Excerpted records:

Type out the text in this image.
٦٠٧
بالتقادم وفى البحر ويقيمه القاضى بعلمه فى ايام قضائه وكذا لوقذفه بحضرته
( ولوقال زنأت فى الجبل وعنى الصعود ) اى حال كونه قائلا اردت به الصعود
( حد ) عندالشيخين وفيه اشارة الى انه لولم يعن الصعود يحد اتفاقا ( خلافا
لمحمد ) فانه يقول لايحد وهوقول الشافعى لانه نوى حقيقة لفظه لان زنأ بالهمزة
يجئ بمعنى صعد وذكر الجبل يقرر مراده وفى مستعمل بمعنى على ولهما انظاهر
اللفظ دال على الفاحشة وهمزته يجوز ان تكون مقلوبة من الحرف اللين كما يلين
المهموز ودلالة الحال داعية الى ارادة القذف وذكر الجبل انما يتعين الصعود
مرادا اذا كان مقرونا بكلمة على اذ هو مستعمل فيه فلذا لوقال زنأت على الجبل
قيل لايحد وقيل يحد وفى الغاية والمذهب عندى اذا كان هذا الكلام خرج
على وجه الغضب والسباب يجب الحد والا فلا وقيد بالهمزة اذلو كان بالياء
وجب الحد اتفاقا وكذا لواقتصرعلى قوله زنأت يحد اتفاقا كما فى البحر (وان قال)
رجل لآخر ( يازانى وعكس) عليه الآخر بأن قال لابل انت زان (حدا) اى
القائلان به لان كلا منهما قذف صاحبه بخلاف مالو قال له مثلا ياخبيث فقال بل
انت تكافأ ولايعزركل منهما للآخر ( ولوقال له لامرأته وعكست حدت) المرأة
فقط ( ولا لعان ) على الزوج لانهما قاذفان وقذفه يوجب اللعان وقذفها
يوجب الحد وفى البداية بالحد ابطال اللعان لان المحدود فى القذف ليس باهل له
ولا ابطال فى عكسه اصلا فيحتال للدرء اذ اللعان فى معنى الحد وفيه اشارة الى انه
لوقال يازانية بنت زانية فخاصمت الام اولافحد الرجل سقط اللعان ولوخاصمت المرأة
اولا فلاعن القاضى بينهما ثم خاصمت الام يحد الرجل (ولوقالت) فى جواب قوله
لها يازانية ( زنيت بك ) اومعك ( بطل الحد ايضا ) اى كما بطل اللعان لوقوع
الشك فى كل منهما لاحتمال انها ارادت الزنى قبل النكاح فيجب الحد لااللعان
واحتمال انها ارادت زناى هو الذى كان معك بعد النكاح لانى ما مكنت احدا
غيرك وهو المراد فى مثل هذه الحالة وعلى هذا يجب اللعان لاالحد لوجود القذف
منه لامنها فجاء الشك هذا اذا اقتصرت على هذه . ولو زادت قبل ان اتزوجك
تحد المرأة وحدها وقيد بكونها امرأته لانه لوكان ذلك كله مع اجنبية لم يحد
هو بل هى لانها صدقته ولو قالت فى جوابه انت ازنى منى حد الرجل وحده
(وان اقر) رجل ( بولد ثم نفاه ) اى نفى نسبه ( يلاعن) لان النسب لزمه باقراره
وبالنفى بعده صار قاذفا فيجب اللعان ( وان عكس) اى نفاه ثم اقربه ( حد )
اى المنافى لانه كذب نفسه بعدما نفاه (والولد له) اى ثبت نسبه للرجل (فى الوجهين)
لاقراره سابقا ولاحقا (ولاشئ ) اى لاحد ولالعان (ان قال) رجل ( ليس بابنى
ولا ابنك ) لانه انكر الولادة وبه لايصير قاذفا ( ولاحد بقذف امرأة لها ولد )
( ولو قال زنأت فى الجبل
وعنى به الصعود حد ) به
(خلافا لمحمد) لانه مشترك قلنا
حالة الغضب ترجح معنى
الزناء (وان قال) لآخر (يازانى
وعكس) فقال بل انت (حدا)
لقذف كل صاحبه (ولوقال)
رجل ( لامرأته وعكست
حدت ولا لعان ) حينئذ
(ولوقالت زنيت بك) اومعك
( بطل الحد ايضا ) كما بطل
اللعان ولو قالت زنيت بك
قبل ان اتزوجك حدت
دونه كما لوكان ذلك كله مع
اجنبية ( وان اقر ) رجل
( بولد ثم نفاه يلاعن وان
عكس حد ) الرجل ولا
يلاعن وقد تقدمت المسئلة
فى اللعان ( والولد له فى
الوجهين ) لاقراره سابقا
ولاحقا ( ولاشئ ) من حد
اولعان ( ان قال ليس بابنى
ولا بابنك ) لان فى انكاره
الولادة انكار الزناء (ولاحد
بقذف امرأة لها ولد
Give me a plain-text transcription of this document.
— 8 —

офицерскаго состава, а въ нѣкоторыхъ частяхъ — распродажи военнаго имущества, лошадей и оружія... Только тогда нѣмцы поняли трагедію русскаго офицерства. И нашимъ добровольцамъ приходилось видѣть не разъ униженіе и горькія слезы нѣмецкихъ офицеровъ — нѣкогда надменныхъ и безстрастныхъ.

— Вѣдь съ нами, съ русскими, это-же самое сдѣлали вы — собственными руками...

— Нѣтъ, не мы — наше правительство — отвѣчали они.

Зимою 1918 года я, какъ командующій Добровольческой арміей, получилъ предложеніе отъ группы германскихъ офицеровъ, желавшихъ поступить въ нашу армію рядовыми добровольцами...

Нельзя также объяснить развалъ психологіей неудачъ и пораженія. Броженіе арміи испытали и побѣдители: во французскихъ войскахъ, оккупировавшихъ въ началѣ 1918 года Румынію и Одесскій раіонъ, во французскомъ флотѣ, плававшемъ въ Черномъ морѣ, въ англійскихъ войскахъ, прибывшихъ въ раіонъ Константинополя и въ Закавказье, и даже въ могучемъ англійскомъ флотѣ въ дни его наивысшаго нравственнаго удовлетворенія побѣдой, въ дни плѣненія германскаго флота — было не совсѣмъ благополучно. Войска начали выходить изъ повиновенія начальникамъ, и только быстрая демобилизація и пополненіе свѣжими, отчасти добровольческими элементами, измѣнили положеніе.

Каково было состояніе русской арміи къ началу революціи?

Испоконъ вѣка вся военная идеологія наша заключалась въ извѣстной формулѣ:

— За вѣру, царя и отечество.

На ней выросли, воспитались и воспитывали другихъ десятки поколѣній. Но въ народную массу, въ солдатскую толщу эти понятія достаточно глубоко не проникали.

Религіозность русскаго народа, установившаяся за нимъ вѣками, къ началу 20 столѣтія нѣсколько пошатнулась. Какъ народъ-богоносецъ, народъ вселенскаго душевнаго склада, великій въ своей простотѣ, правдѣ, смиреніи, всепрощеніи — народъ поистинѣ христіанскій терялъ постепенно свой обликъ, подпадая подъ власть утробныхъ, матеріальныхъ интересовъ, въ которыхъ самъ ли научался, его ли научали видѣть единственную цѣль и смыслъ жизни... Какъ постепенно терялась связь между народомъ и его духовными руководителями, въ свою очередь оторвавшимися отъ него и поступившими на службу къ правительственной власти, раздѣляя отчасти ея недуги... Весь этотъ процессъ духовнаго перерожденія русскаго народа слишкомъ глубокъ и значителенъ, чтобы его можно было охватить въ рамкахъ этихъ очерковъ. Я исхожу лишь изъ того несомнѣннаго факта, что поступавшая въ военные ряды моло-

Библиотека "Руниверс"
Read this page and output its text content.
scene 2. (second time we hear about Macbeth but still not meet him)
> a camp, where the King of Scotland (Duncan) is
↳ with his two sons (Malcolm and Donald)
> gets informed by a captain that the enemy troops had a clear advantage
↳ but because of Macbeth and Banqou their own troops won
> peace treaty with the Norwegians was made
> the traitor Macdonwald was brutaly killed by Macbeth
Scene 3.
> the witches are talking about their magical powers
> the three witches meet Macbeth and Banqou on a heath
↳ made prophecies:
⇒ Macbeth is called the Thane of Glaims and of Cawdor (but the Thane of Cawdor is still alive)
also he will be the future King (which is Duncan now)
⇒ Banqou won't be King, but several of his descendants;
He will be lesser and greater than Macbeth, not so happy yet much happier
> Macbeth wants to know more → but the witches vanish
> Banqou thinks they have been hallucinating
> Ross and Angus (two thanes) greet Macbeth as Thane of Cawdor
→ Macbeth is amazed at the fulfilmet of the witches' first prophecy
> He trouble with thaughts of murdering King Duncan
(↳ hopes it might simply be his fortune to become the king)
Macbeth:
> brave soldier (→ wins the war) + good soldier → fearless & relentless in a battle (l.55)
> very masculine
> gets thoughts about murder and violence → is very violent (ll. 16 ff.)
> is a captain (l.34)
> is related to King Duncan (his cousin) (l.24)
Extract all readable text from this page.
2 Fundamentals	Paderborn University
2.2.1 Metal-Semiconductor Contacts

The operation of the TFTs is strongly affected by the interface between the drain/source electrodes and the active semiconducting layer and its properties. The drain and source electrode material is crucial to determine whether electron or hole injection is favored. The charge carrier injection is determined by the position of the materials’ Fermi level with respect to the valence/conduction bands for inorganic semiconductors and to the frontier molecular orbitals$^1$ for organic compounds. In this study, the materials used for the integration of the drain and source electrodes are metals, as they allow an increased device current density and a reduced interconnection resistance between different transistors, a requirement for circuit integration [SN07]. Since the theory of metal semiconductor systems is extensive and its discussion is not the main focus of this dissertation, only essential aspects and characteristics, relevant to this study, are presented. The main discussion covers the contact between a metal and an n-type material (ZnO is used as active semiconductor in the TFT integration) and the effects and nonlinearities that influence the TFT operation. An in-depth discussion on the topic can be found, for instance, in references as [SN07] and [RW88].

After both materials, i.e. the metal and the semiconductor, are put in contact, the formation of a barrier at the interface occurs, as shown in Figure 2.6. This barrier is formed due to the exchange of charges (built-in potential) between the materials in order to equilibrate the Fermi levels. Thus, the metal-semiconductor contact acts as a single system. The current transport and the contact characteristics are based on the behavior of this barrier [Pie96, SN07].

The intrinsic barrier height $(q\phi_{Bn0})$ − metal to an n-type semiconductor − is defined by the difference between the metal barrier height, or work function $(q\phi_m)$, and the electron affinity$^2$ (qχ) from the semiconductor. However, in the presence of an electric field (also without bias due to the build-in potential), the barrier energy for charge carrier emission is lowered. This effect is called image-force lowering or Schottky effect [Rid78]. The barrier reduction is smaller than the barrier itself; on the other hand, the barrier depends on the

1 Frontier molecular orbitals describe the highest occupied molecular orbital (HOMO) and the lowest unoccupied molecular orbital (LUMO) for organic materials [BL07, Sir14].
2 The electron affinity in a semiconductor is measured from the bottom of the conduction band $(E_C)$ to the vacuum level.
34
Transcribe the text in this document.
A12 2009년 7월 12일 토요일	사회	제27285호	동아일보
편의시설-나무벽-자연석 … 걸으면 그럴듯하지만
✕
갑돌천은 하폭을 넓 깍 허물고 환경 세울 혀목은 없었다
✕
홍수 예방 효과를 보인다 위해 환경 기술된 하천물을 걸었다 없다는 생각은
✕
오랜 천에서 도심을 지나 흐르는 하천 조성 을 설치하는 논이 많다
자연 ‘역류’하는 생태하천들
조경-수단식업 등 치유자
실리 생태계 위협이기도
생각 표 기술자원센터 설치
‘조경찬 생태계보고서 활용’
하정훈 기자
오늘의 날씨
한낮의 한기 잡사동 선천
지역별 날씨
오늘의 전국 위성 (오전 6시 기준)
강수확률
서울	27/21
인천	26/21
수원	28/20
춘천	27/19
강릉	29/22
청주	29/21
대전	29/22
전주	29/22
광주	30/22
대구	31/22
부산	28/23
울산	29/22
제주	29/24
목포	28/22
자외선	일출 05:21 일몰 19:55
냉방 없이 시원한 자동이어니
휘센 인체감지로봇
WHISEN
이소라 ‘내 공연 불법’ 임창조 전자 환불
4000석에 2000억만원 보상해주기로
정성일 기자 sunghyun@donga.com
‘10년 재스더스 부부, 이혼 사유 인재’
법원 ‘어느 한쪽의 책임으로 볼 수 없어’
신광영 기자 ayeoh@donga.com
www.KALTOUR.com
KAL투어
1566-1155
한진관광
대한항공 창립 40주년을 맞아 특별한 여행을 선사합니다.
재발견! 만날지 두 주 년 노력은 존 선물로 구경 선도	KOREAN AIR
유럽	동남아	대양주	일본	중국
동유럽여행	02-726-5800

Aim:
Each line in the listing above that contains "ايضا" should be copied.

Problem solution:
لها يازانية ( زنيت بك ) اومعك ( بطل الحد ايضا ) اى كما بطل اللعان لوقوع
( بطل الحد ايضا ) كما بطل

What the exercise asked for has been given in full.